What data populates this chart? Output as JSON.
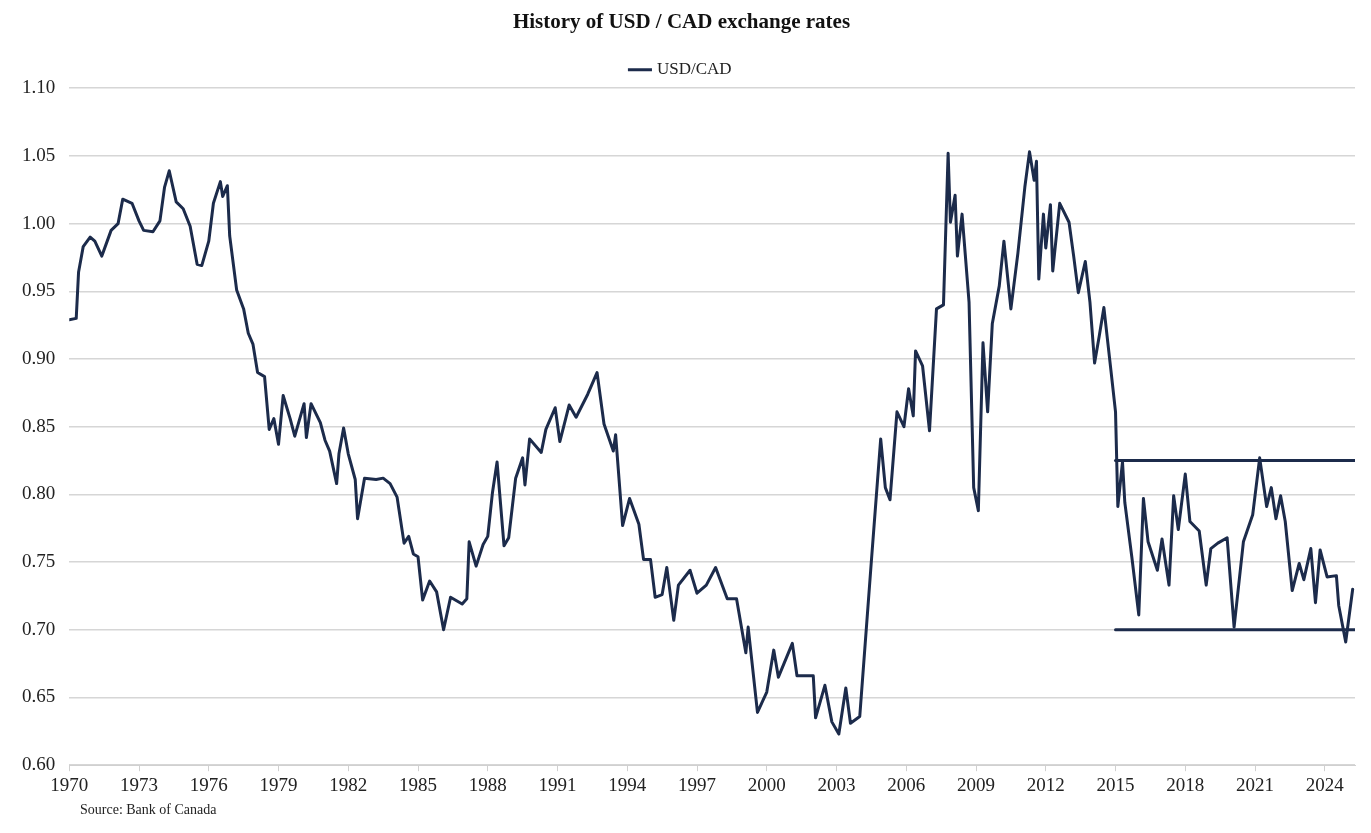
{
  "chart_data": {
    "type": "line",
    "title": "History of USD / CAD exchange rates",
    "xlim": [
      1970,
      2025.3
    ],
    "xticks": [
      1970,
      1973,
      1976,
      1979,
      1982,
      1985,
      1988,
      1991,
      1994,
      1997,
      2000,
      2003,
      2006,
      2009,
      2012,
      2015,
      2018,
      2021,
      2024
    ],
    "ylim": [
      0.6,
      1.1
    ],
    "yticks": [
      {
        "value": 0.6,
        "label": "0.60"
      },
      {
        "value": 0.65,
        "label": "0.65"
      },
      {
        "value": 0.7,
        "label": "0.70"
      },
      {
        "value": 0.75,
        "label": "0.75"
      },
      {
        "value": 0.8,
        "label": "0.80"
      },
      {
        "value": 0.85,
        "label": "0.85"
      },
      {
        "value": 0.9,
        "label": "0.90"
      },
      {
        "value": 0.95,
        "label": "0.95"
      },
      {
        "value": 1.0,
        "label": "1.00"
      },
      {
        "value": 1.05,
        "label": "1.05"
      },
      {
        "value": 1.1,
        "label": "1.10"
      }
    ],
    "grid": "y",
    "legend": "top",
    "marker": "none",
    "line_style": "solid",
    "annotations": [
      "Source: Bank of Canada"
    ],
    "series": [
      {
        "name": "USD/CAD",
        "color": "#1c2b4b",
        "x": [
          1970.0,
          1970.3,
          1970.4,
          1970.6,
          1970.9,
          1971.1,
          1971.4,
          1971.8,
          1972.1,
          1972.3,
          1972.7,
          1973.0,
          1973.2,
          1973.6,
          1973.9,
          1974.1,
          1974.3,
          1974.6,
          1974.9,
          1975.2,
          1975.5,
          1975.7,
          1976.0,
          1976.2,
          1976.5,
          1976.6,
          1976.8,
          1976.9,
          1977.2,
          1977.5,
          1977.7,
          1977.9,
          1978.1,
          1978.4,
          1978.6,
          1978.8,
          1979.0,
          1979.2,
          1979.5,
          1979.7,
          1980.1,
          1980.2,
          1980.4,
          1980.8,
          1981.0,
          1981.2,
          1981.5,
          1981.6,
          1981.8,
          1982.0,
          1982.3,
          1982.4,
          1982.7,
          1983.2,
          1983.5,
          1983.8,
          1984.1,
          1984.4,
          1984.6,
          1984.8,
          1985.0,
          1985.2,
          1985.5,
          1985.8,
          1986.1,
          1986.4,
          1986.9,
          1987.1,
          1987.2,
          1987.5,
          1987.8,
          1988.0,
          1988.2,
          1988.4,
          1988.7,
          1988.9,
          1989.2,
          1989.5,
          1989.6,
          1989.8,
          1990.3,
          1990.5,
          1990.9,
          1991.1,
          1991.5,
          1991.8,
          1992.3,
          1992.7,
          1993.0,
          1993.4,
          1993.5,
          1993.8,
          1994.1,
          1994.5,
          1994.7,
          1995.0,
          1995.2,
          1995.5,
          1995.7,
          1996.0,
          1996.2,
          1996.7,
          1997.0,
          1997.4,
          1997.8,
          1998.3,
          1998.7,
          1999.1,
          1999.2,
          1999.6,
          2000.0,
          2000.3,
          2000.5,
          2001.1,
          2001.3,
          2002.0,
          2002.1,
          2002.5,
          2002.8,
          2003.1,
          2003.4,
          2003.6,
          2004.0,
          2004.5,
          2004.9,
          2005.1,
          2005.3,
          2005.6,
          2005.9,
          2006.1,
          2006.3,
          2006.4,
          2006.7,
          2007.0,
          2007.3,
          2007.6,
          2007.8,
          2007.9,
          2008.1,
          2008.2,
          2008.4,
          2008.7,
          2008.9,
          2009.1,
          2009.3,
          2009.5,
          2009.7,
          2010.0,
          2010.2,
          2010.5,
          2010.8,
          2011.1,
          2011.3,
          2011.5,
          2011.6,
          2011.7,
          2011.9,
          2012.0,
          2012.2,
          2012.3,
          2012.6,
          2013.0,
          2013.2,
          2013.4,
          2013.7,
          2013.9,
          2014.1,
          2014.3,
          2014.5,
          2014.8,
          2015.0,
          2015.1,
          2015.3,
          2015.4,
          2015.7,
          2016.0,
          2016.2,
          2016.4,
          2016.8,
          2017.0,
          2017.3,
          2017.5,
          2017.7,
          2018.0,
          2018.2,
          2018.6,
          2018.9,
          2019.1,
          2019.4,
          2019.8,
          2020.1,
          2020.5,
          2020.9,
          2021.2,
          2021.5,
          2021.7,
          2021.9,
          2022.1,
          2022.3,
          2022.6,
          2022.9,
          2023.1,
          2023.4,
          2023.6,
          2023.8,
          2024.1,
          2024.5,
          2024.6,
          2024.9,
          2025.2
        ],
        "values": [
          0.929,
          0.93,
          0.964,
          0.983,
          0.99,
          0.987,
          0.976,
          0.995,
          1.0,
          1.018,
          1.015,
          1.002,
          0.995,
          0.994,
          1.002,
          1.027,
          1.039,
          1.016,
          1.011,
          0.998,
          0.97,
          0.969,
          0.987,
          1.015,
          1.031,
          1.02,
          1.028,
          0.991,
          0.951,
          0.937,
          0.919,
          0.911,
          0.89,
          0.887,
          0.848,
          0.856,
          0.837,
          0.873,
          0.856,
          0.843,
          0.867,
          0.842,
          0.867,
          0.853,
          0.84,
          0.832,
          0.808,
          0.83,
          0.849,
          0.83,
          0.811,
          0.782,
          0.812,
          0.811,
          0.812,
          0.808,
          0.798,
          0.764,
          0.769,
          0.756,
          0.754,
          0.722,
          0.736,
          0.728,
          0.7,
          0.724,
          0.719,
          0.723,
          0.765,
          0.747,
          0.763,
          0.769,
          0.801,
          0.824,
          0.762,
          0.768,
          0.812,
          0.827,
          0.807,
          0.841,
          0.831,
          0.848,
          0.864,
          0.839,
          0.866,
          0.857,
          0.874,
          0.89,
          0.852,
          0.832,
          0.844,
          0.777,
          0.797,
          0.778,
          0.752,
          0.752,
          0.724,
          0.726,
          0.746,
          0.707,
          0.733,
          0.744,
          0.727,
          0.733,
          0.746,
          0.723,
          0.723,
          0.683,
          0.702,
          0.639,
          0.654,
          0.685,
          0.665,
          0.69,
          0.666,
          0.666,
          0.635,
          0.659,
          0.632,
          0.623,
          0.657,
          0.631,
          0.636,
          0.751,
          0.841,
          0.805,
          0.796,
          0.861,
          0.85,
          0.878,
          0.858,
          0.906,
          0.895,
          0.847,
          0.937,
          0.94,
          1.052,
          1.001,
          1.021,
          0.976,
          1.007,
          0.942,
          0.805,
          0.788,
          0.912,
          0.861,
          0.926,
          0.954,
          0.987,
          0.937,
          0.978,
          1.027,
          1.053,
          1.032,
          1.046,
          0.959,
          1.007,
          0.982,
          1.014,
          0.965,
          1.015,
          1.001,
          0.976,
          0.949,
          0.972,
          0.942,
          0.897,
          0.917,
          0.938,
          0.892,
          0.861,
          0.791,
          0.824,
          0.794,
          0.754,
          0.711,
          0.797,
          0.765,
          0.744,
          0.767,
          0.733,
          0.799,
          0.774,
          0.815,
          0.78,
          0.773,
          0.733,
          0.76,
          0.764,
          0.768,
          0.702,
          0.765,
          0.785,
          0.827,
          0.791,
          0.805,
          0.782,
          0.799,
          0.78,
          0.729,
          0.749,
          0.737,
          0.76,
          0.72,
          0.759,
          0.739,
          0.74,
          0.718,
          0.691,
          0.73
        ]
      },
      {
        "color": "#1c2b4b",
        "x": [
          2015.0,
          2025.3
        ],
        "values": [
          0.825,
          0.825
        ]
      },
      {
        "color": "#1c2b4b",
        "x": [
          2015.0,
          2025.3
        ],
        "values": [
          0.7,
          0.7
        ]
      }
    ]
  }
}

------------------------------------------------------------------------

Instructions to follow:
Transcribe all the data word for word; the images stay out.

Written solution:
What data populates this chart? Output as JSON.
{
  "chart_data": {
    "type": "line",
    "title": "History of USD / CAD exchange rates",
    "xlim": [
      1970,
      2025.3
    ],
    "xticks": [
      1970,
      1973,
      1976,
      1979,
      1982,
      1985,
      1988,
      1991,
      1994,
      1997,
      2000,
      2003,
      2006,
      2009,
      2012,
      2015,
      2018,
      2021,
      2024
    ],
    "ylim": [
      0.6,
      1.1
    ],
    "yticks": [
      {
        "value": 0.6,
        "label": "0.60"
      },
      {
        "value": 0.65,
        "label": "0.65"
      },
      {
        "value": 0.7,
        "label": "0.70"
      },
      {
        "value": 0.75,
        "label": "0.75"
      },
      {
        "value": 0.8,
        "label": "0.80"
      },
      {
        "value": 0.85,
        "label": "0.85"
      },
      {
        "value": 0.9,
        "label": "0.90"
      },
      {
        "value": 0.95,
        "label": "0.95"
      },
      {
        "value": 1.0,
        "label": "1.00"
      },
      {
        "value": 1.05,
        "label": "1.05"
      },
      {
        "value": 1.1,
        "label": "1.10"
      }
    ],
    "grid": "y",
    "legend": "top",
    "marker": "none",
    "line_style": "solid",
    "annotations": [
      "Source: Bank of Canada"
    ],
    "series": [
      {
        "name": "USD/CAD",
        "color": "#1c2b4b",
        "x": [
          1970.0,
          1970.3,
          1970.4,
          1970.6,
          1970.9,
          1971.1,
          1971.4,
          1971.8,
          1972.1,
          1972.3,
          1972.7,
          1973.0,
          1973.2,
          1973.6,
          1973.9,
          1974.1,
          1974.3,
          1974.6,
          1974.9,
          1975.2,
          1975.5,
          1975.7,
          1976.0,
          1976.2,
          1976.5,
          1976.6,
          1976.8,
          1976.9,
          1977.2,
          1977.5,
          1977.7,
          1977.9,
          1978.1,
          1978.4,
          1978.6,
          1978.8,
          1979.0,
          1979.2,
          1979.5,
          1979.7,
          1980.1,
          1980.2,
          1980.4,
          1980.8,
          1981.0,
          1981.2,
          1981.5,
          1981.6,
          1981.8,
          1982.0,
          1982.3,
          1982.4,
          1982.7,
          1983.2,
          1983.5,
          1983.8,
          1984.1,
          1984.4,
          1984.6,
          1984.8,
          1985.0,
          1985.2,
          1985.5,
          1985.8,
          1986.1,
          1986.4,
          1986.9,
          1987.1,
          1987.2,
          1987.5,
          1987.8,
          1988.0,
          1988.2,
          1988.4,
          1988.7,
          1988.9,
          1989.2,
          1989.5,
          1989.6,
          1989.8,
          1990.3,
          1990.5,
          1990.9,
          1991.1,
          1991.5,
          1991.8,
          1992.3,
          1992.7,
          1993.0,
          1993.4,
          1993.5,
          1993.8,
          1994.1,
          1994.5,
          1994.7,
          1995.0,
          1995.2,
          1995.5,
          1995.7,
          1996.0,
          1996.2,
          1996.7,
          1997.0,
          1997.4,
          1997.8,
          1998.3,
          1998.7,
          1999.1,
          1999.2,
          1999.6,
          2000.0,
          2000.3,
          2000.5,
          2001.1,
          2001.3,
          2002.0,
          2002.1,
          2002.5,
          2002.8,
          2003.1,
          2003.4,
          2003.6,
          2004.0,
          2004.5,
          2004.9,
          2005.1,
          2005.3,
          2005.6,
          2005.9,
          2006.1,
          2006.3,
          2006.4,
          2006.7,
          2007.0,
          2007.3,
          2007.6,
          2007.8,
          2007.9,
          2008.1,
          2008.2,
          2008.4,
          2008.7,
          2008.9,
          2009.1,
          2009.3,
          2009.5,
          2009.7,
          2010.0,
          2010.2,
          2010.5,
          2010.8,
          2011.1,
          2011.3,
          2011.5,
          2011.6,
          2011.7,
          2011.9,
          2012.0,
          2012.2,
          2012.3,
          2012.6,
          2013.0,
          2013.2,
          2013.4,
          2013.7,
          2013.9,
          2014.1,
          2014.3,
          2014.5,
          2014.8,
          2015.0,
          2015.1,
          2015.3,
          2015.4,
          2015.7,
          2016.0,
          2016.2,
          2016.4,
          2016.8,
          2017.0,
          2017.3,
          2017.5,
          2017.7,
          2018.0,
          2018.2,
          2018.6,
          2018.9,
          2019.1,
          2019.4,
          2019.8,
          2020.1,
          2020.5,
          2020.9,
          2021.2,
          2021.5,
          2021.7,
          2021.9,
          2022.1,
          2022.3,
          2022.6,
          2022.9,
          2023.1,
          2023.4,
          2023.6,
          2023.8,
          2024.1,
          2024.5,
          2024.6,
          2024.9,
          2025.2
        ],
        "values": [
          0.929,
          0.93,
          0.964,
          0.983,
          0.99,
          0.987,
          0.976,
          0.995,
          1.0,
          1.018,
          1.015,
          1.002,
          0.995,
          0.994,
          1.002,
          1.027,
          1.039,
          1.016,
          1.011,
          0.998,
          0.97,
          0.969,
          0.987,
          1.015,
          1.031,
          1.02,
          1.028,
          0.991,
          0.951,
          0.937,
          0.919,
          0.911,
          0.89,
          0.887,
          0.848,
          0.856,
          0.837,
          0.873,
          0.856,
          0.843,
          0.867,
          0.842,
          0.867,
          0.853,
          0.84,
          0.832,
          0.808,
          0.83,
          0.849,
          0.83,
          0.811,
          0.782,
          0.812,
          0.811,
          0.812,
          0.808,
          0.798,
          0.764,
          0.769,
          0.756,
          0.754,
          0.722,
          0.736,
          0.728,
          0.7,
          0.724,
          0.719,
          0.723,
          0.765,
          0.747,
          0.763,
          0.769,
          0.801,
          0.824,
          0.762,
          0.768,
          0.812,
          0.827,
          0.807,
          0.841,
          0.831,
          0.848,
          0.864,
          0.839,
          0.866,
          0.857,
          0.874,
          0.89,
          0.852,
          0.832,
          0.844,
          0.777,
          0.797,
          0.778,
          0.752,
          0.752,
          0.724,
          0.726,
          0.746,
          0.707,
          0.733,
          0.744,
          0.727,
          0.733,
          0.746,
          0.723,
          0.723,
          0.683,
          0.702,
          0.639,
          0.654,
          0.685,
          0.665,
          0.69,
          0.666,
          0.666,
          0.635,
          0.659,
          0.632,
          0.623,
          0.657,
          0.631,
          0.636,
          0.751,
          0.841,
          0.805,
          0.796,
          0.861,
          0.85,
          0.878,
          0.858,
          0.906,
          0.895,
          0.847,
          0.937,
          0.94,
          1.052,
          1.001,
          1.021,
          0.976,
          1.007,
          0.942,
          0.805,
          0.788,
          0.912,
          0.861,
          0.926,
          0.954,
          0.987,
          0.937,
          0.978,
          1.027,
          1.053,
          1.032,
          1.046,
          0.959,
          1.007,
          0.982,
          1.014,
          0.965,
          1.015,
          1.001,
          0.976,
          0.949,
          0.972,
          0.942,
          0.897,
          0.917,
          0.938,
          0.892,
          0.861,
          0.791,
          0.824,
          0.794,
          0.754,
          0.711,
          0.797,
          0.765,
          0.744,
          0.767,
          0.733,
          0.799,
          0.774,
          0.815,
          0.78,
          0.773,
          0.733,
          0.76,
          0.764,
          0.768,
          0.702,
          0.765,
          0.785,
          0.827,
          0.791,
          0.805,
          0.782,
          0.799,
          0.78,
          0.729,
          0.749,
          0.737,
          0.76,
          0.72,
          0.759,
          0.739,
          0.74,
          0.718,
          0.691,
          0.73
        ]
      },
      {
        "color": "#1c2b4b",
        "x": [
          2015.0,
          2025.3
        ],
        "values": [
          0.825,
          0.825
        ]
      },
      {
        "color": "#1c2b4b",
        "x": [
          2015.0,
          2025.3
        ],
        "values": [
          0.7,
          0.7
        ]
      }
    ]
  }
}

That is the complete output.